→ What you have to do
Pick out every line of the entries below where "леньким" occurs, and copy those lines.
(begin)
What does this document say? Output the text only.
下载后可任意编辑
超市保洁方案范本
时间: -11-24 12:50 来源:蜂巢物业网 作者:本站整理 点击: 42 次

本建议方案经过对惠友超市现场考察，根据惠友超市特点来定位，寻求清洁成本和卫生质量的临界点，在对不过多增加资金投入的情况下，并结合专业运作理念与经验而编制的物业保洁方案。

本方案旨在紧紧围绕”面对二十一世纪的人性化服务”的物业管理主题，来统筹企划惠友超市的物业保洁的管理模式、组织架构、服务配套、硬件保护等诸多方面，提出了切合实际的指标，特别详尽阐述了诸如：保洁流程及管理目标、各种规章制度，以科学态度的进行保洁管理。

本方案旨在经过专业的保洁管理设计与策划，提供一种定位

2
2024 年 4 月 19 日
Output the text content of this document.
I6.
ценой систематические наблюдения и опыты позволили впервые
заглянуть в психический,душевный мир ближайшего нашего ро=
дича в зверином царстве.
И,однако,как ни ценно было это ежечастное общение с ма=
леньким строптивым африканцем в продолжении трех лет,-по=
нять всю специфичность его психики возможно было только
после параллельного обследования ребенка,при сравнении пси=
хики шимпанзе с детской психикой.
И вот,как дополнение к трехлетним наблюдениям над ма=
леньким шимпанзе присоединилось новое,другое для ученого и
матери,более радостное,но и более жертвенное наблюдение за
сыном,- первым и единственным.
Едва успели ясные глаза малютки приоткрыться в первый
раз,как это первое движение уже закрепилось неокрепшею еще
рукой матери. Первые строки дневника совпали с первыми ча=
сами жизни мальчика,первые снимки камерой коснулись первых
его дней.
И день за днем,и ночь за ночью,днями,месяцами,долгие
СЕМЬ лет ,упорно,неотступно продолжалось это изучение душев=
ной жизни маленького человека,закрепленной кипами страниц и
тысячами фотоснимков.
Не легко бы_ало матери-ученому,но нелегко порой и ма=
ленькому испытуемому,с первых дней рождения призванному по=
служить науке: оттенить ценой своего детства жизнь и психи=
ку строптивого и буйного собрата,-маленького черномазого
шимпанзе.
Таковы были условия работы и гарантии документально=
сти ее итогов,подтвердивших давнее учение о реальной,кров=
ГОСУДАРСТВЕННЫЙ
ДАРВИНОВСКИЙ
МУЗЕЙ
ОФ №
(end)
→ Correct answer
леньким строптивым африканцем в продолжении трех лет,-по=
леньким шимпанзе присоединилось новое,другое для ученого и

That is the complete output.